Write out the listing below without alteration, omitting its pictures.

[Figure contents as structured data]
»»

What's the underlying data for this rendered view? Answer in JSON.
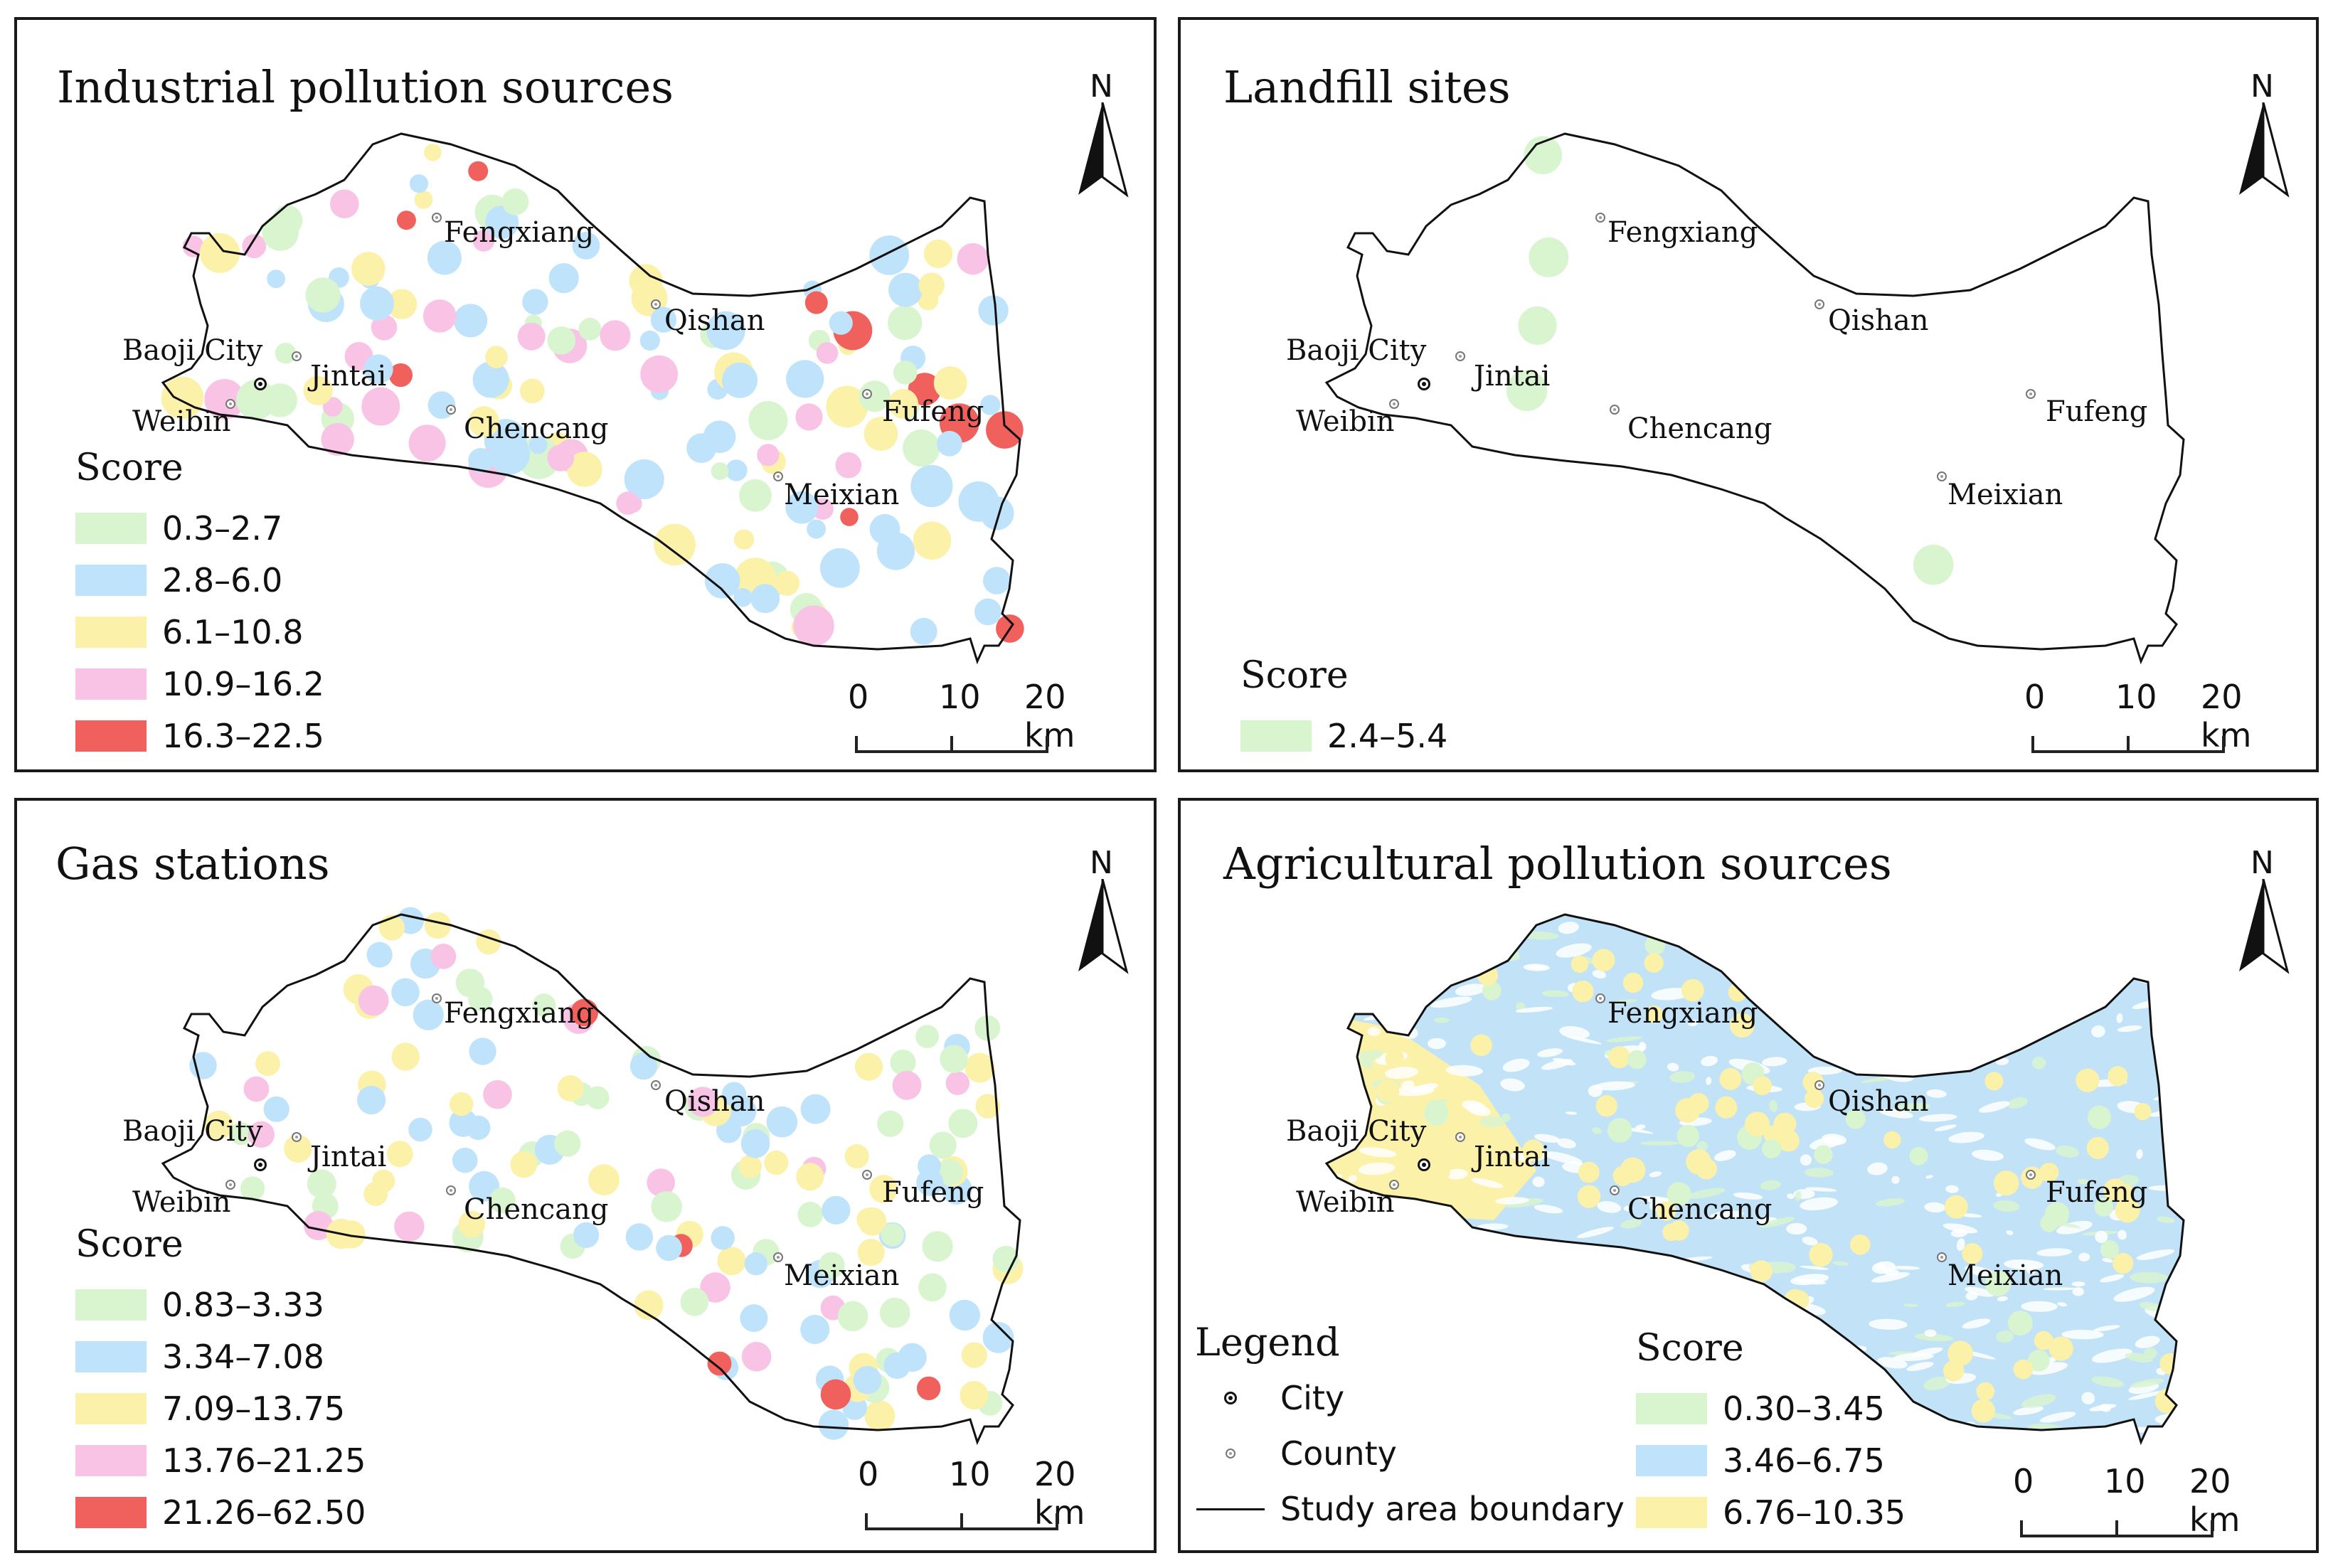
{
  "panels": [
    {
      "title": "Industrial pollution sources",
      "legend_title": "Score",
      "classes": [
        {
          "label": "0.3–2.7",
          "color": "#d9f5d0"
        },
        {
          "label": "2.8–6.0",
          "color": "#bfe3fa"
        },
        {
          "label": "6.1–10.8",
          "color": "#fbf1a8"
        },
        {
          "label": "10.9–16.2",
          "color": "#f9c3e6"
        },
        {
          "label": "16.3–22.5",
          "color": "#f0605c"
        }
      ]
    },
    {
      "title": "Landfill sites",
      "legend_title": "Score",
      "classes": [
        {
          "label": "2.4–5.4",
          "color": "#d9f5d0"
        }
      ]
    },
    {
      "title": "Gas stations",
      "legend_title": "Score",
      "classes": [
        {
          "label": "0.83–3.33",
          "color": "#d9f5d0"
        },
        {
          "label": "3.34–7.08",
          "color": "#bfe3fa"
        },
        {
          "label": "7.09–13.75",
          "color": "#fbf1a8"
        },
        {
          "label": "13.76–21.25",
          "color": "#f9c3e6"
        },
        {
          "label": "21.26–62.50",
          "color": "#f0605c"
        }
      ]
    },
    {
      "title": "Agricultural pollution sources",
      "legend_title": "Score",
      "classes": [
        {
          "label": "0.30–3.45",
          "color": "#d9f5d0"
        },
        {
          "label": "3.46–6.75",
          "color": "#bfe3fa"
        },
        {
          "label": "6.76–10.35",
          "color": "#fbf1a8"
        }
      ]
    }
  ],
  "places": [
    "Baoji City",
    "Jintai",
    "Weibin",
    "Fengxiang",
    "Qishan",
    "Chencang",
    "Fufeng",
    "Meixian"
  ],
  "north_label": "N",
  "scale": {
    "t0": "0",
    "t1": "10",
    "t2": "20 km"
  },
  "main_legend": {
    "title": "Legend",
    "city": "City",
    "county": "County",
    "boundary": "Study area boundary"
  }
}
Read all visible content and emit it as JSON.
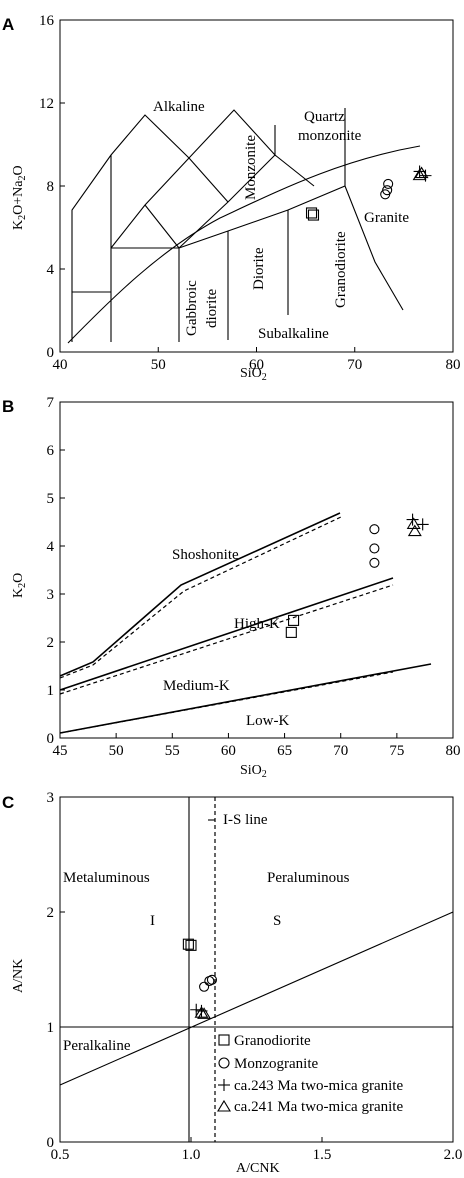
{
  "chart_data": [
    {
      "panel": "A",
      "type": "scatter",
      "xlabel": "SiO2",
      "ylabel": "K2O+Na2O",
      "xlim": [
        40,
        80
      ],
      "ylim": [
        0,
        16
      ],
      "xticks": [
        "40",
        "50",
        "60",
        "70",
        "80"
      ],
      "yticks": [
        "0",
        "4",
        "8",
        "12",
        "16"
      ],
      "field_labels": {
        "alkaline": "Alkaline",
        "quartz_monzonite_1": "Quartz",
        "quartz_monzonite_2": "monzonite",
        "monzonite": "Monzonite",
        "granite": "Granite",
        "granodiorite": "Granodiorite",
        "diorite": "Diorite",
        "gabbroic_1": "Gabbroic",
        "gabbroic_2": "diorite",
        "subalkaline": "Subalkaline"
      },
      "series": [
        {
          "name": "Granodiorite",
          "marker": "square",
          "points": [
            [
              65.6,
              6.7
            ],
            [
              65.8,
              6.6
            ]
          ]
        },
        {
          "name": "Monzogranite",
          "marker": "circle",
          "points": [
            [
              73.1,
              7.6
            ],
            [
              73.3,
              7.8
            ],
            [
              73.4,
              8.1
            ]
          ]
        },
        {
          "name": "ca.243 Ma two-mica granite",
          "marker": "plus",
          "points": [
            [
              76.6,
              8.7
            ],
            [
              77.2,
              8.5
            ]
          ]
        },
        {
          "name": "ca.241 Ma two-mica granite",
          "marker": "triangle",
          "points": [
            [
              76.6,
              8.5
            ],
            [
              76.8,
              8.6
            ]
          ]
        }
      ]
    },
    {
      "panel": "B",
      "type": "scatter",
      "xlabel": "SiO2",
      "ylabel": "K2O",
      "xlim": [
        45,
        80
      ],
      "ylim": [
        0,
        7
      ],
      "xticks": [
        "45",
        "50",
        "55",
        "60",
        "65",
        "70",
        "75",
        "80"
      ],
      "yticks": [
        "0",
        "1",
        "2",
        "3",
        "4",
        "5",
        "6",
        "7"
      ],
      "field_labels": {
        "shoshonite": "Shoshonite",
        "highk": "High-K",
        "mediumk": "Medium-K",
        "lowk": "Low-K"
      },
      "series": [
        {
          "name": "Granodiorite",
          "marker": "square",
          "points": [
            [
              65.8,
              2.45
            ],
            [
              65.6,
              2.2
            ]
          ]
        },
        {
          "name": "Monzogranite",
          "marker": "circle",
          "points": [
            [
              73.0,
              4.35
            ],
            [
              73.0,
              3.95
            ],
            [
              73.0,
              3.65
            ]
          ]
        },
        {
          "name": "ca.243 Ma two-mica granite",
          "marker": "plus",
          "points": [
            [
              76.4,
              4.55
            ],
            [
              77.3,
              4.45
            ]
          ]
        },
        {
          "name": "ca.241 Ma two-mica granite",
          "marker": "triangle",
          "points": [
            [
              76.5,
              4.45
            ],
            [
              76.6,
              4.3
            ]
          ]
        }
      ]
    },
    {
      "panel": "C",
      "type": "scatter",
      "xlabel": "A/CNK",
      "ylabel": "A/NK",
      "xlim": [
        0.5,
        2.0
      ],
      "ylim": [
        0,
        3
      ],
      "xticks": [
        "0.5",
        "1.0",
        "1.5",
        "2.0"
      ],
      "yticks": [
        "0",
        "1",
        "2",
        "3"
      ],
      "field_labels": {
        "is_line": "I-S line",
        "metaluminous": "Metaluminous",
        "peraluminous": "Peraluminous",
        "i": "I",
        "s": "S",
        "peralkaline": "Peralkaline"
      },
      "series": [
        {
          "name": "Granodiorite",
          "marker": "square",
          "points": [
            [
              0.99,
              1.72
            ],
            [
              1.0,
              1.71
            ]
          ]
        },
        {
          "name": "Monzogranite",
          "marker": "circle",
          "points": [
            [
              1.05,
              1.35
            ],
            [
              1.07,
              1.4
            ],
            [
              1.08,
              1.41
            ]
          ]
        },
        {
          "name": "ca.243 Ma two-mica granite",
          "marker": "plus",
          "points": [
            [
              1.02,
              1.15
            ],
            [
              1.04,
              1.14
            ]
          ]
        },
        {
          "name": "ca.241 Ma two-mica granite",
          "marker": "triangle",
          "points": [
            [
              1.04,
              1.12
            ],
            [
              1.05,
              1.11
            ]
          ]
        }
      ]
    }
  ]
}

««

* **SOLUTION TO THIS PROBLEM**
What's the underlying data for this rendered view? Answer in JSON.
{
  "panels": [
    {
      "title": "Industrial pollution sources",
      "legend_title": "Score",
      "classes": [
        {
          "label": "0.3–2.7",
          "color": "#d9f5d0"
        },
        {
          "label": "2.8–6.0",
          "color": "#bfe3fa"
        },
        {
          "label": "6.1–10.8",
          "color": "#fbf1a8"
        },
        {
          "label": "10.9–16.2",
          "color": "#f9c3e6"
        },
        {
          "label": "16.3–22.5",
          "color": "#f0605c"
        }
      ]
    },
    {
      "title": "Landfill sites",
      "legend_title": "Score",
      "classes": [
        {
          "label": "2.4–5.4",
          "color": "#d9f5d0"
        }
      ]
    },
    {
      "title": "Gas stations",
      "legend_title": "Score",
      "classes": [
        {
          "label": "0.83–3.33",
          "color": "#d9f5d0"
        },
        {
          "label": "3.34–7.08",
          "color": "#bfe3fa"
        },
        {
          "label": "7.09–13.75",
          "color": "#fbf1a8"
        },
        {
          "label": "13.76–21.25",
          "color": "#f9c3e6"
        },
        {
          "label": "21.26–62.50",
          "color": "#f0605c"
        }
      ]
    },
    {
      "title": "Agricultural pollution sources",
      "legend_title": "Score",
      "classes": [
        {
          "label": "0.30–3.45",
          "color": "#d9f5d0"
        },
        {
          "label": "3.46–6.75",
          "color": "#bfe3fa"
        },
        {
          "label": "6.76–10.35",
          "color": "#fbf1a8"
        }
      ]
    }
  ],
  "places": [
    "Baoji City",
    "Jintai",
    "Weibin",
    "Fengxiang",
    "Qishan",
    "Chencang",
    "Fufeng",
    "Meixian"
  ],
  "north_label": "N",
  "scale": {
    "t0": "0",
    "t1": "10",
    "t2": "20 km"
  },
  "main_legend": {
    "title": "Legend",
    "city": "City",
    "county": "County",
    "boundary": "Study area boundary"
  }
}
Read all visible content and emit it as JSON.
{
  "chart_data": [
    {
      "panel": "A",
      "type": "scatter",
      "xlabel": "SiO2",
      "ylabel": "K2O+Na2O",
      "xlim": [
        40,
        80
      ],
      "ylim": [
        0,
        16
      ],
      "xticks": [
        "40",
        "50",
        "60",
        "70",
        "80"
      ],
      "yticks": [
        "0",
        "4",
        "8",
        "12",
        "16"
      ],
      "field_labels": {
        "alkaline": "Alkaline",
        "quartz_monzonite_1": "Quartz",
        "quartz_monzonite_2": "monzonite",
        "monzonite": "Monzonite",
        "granite": "Granite",
        "granodiorite": "Granodiorite",
        "diorite": "Diorite",
        "gabbroic_1": "Gabbroic",
        "gabbroic_2": "diorite",
        "subalkaline": "Subalkaline"
      },
      "series": [
        {
          "name": "Granodiorite",
          "marker": "square",
          "points": [
            [
              65.6,
              6.7
            ],
            [
              65.8,
              6.6
            ]
          ]
        },
        {
          "name": "Monzogranite",
          "marker": "circle",
          "points": [
            [
              73.1,
              7.6
            ],
            [
              73.3,
              7.8
            ],
            [
              73.4,
              8.1
            ]
          ]
        },
        {
          "name": "ca.243 Ma two-mica granite",
          "marker": "plus",
          "points": [
            [
              76.6,
              8.7
            ],
            [
              77.2,
              8.5
            ]
          ]
        },
        {
          "name": "ca.241 Ma two-mica granite",
          "marker": "triangle",
          "points": [
            [
              76.6,
              8.5
            ],
            [
              76.8,
              8.6
            ]
          ]
        }
      ]
    },
    {
      "panel": "B",
      "type": "scatter",
      "xlabel": "SiO2",
      "ylabel": "K2O",
      "xlim": [
        45,
        80
      ],
      "ylim": [
        0,
        7
      ],
      "xticks": [
        "45",
        "50",
        "55",
        "60",
        "65",
        "70",
        "75",
        "80"
      ],
      "yticks": [
        "0",
        "1",
        "2",
        "3",
        "4",
        "5",
        "6",
        "7"
      ],
      "field_labels": {
        "shoshonite": "Shoshonite",
        "highk": "High-K",
        "mediumk": "Medium-K",
        "lowk": "Low-K"
      },
      "series": [
        {
          "name": "Granodiorite",
          "marker": "square",
          "points": [
            [
              65.8,
              2.45
            ],
            [
              65.6,
              2.2
            ]
          ]
        },
        {
          "name": "Monzogranite",
          "marker": "circle",
          "points": [
            [
              73.0,
              4.35
            ],
            [
              73.0,
              3.95
            ],
            [
              73.0,
              3.65
            ]
          ]
        },
        {
          "name": "ca.243 Ma two-mica granite",
          "marker": "plus",
          "points": [
            [
              76.4,
              4.55
            ],
            [
              77.3,
              4.45
            ]
          ]
        },
        {
          "name": "ca.241 Ma two-mica granite",
          "marker": "triangle",
          "points": [
            [
              76.5,
              4.45
            ],
            [
              76.6,
              4.3
            ]
          ]
        }
      ]
    },
    {
      "panel": "C",
      "type": "scatter",
      "xlabel": "A/CNK",
      "ylabel": "A/NK",
      "xlim": [
        0.5,
        2.0
      ],
      "ylim": [
        0,
        3
      ],
      "xticks": [
        "0.5",
        "1.0",
        "1.5",
        "2.0"
      ],
      "yticks": [
        "0",
        "1",
        "2",
        "3"
      ],
      "field_labels": {
        "is_line": "I-S line",
        "metaluminous": "Metaluminous",
        "peraluminous": "Peraluminous",
        "i": "I",
        "s": "S",
        "peralkaline": "Peralkaline"
      },
      "series": [
        {
          "name": "Granodiorite",
          "marker": "square",
          "points": [
            [
              0.99,
              1.72
            ],
            [
              1.0,
              1.71
            ]
          ]
        },
        {
          "name": "Monzogranite",
          "marker": "circle",
          "points": [
            [
              1.05,
              1.35
            ],
            [
              1.07,
              1.4
            ],
            [
              1.08,
              1.41
            ]
          ]
        },
        {
          "name": "ca.243 Ma two-mica granite",
          "marker": "plus",
          "points": [
            [
              1.02,
              1.15
            ],
            [
              1.04,
              1.14
            ]
          ]
        },
        {
          "name": "ca.241 Ma two-mica granite",
          "marker": "triangle",
          "points": [
            [
              1.04,
              1.12
            ],
            [
              1.05,
              1.11
            ]
          ]
        }
      ]
    }
  ]
}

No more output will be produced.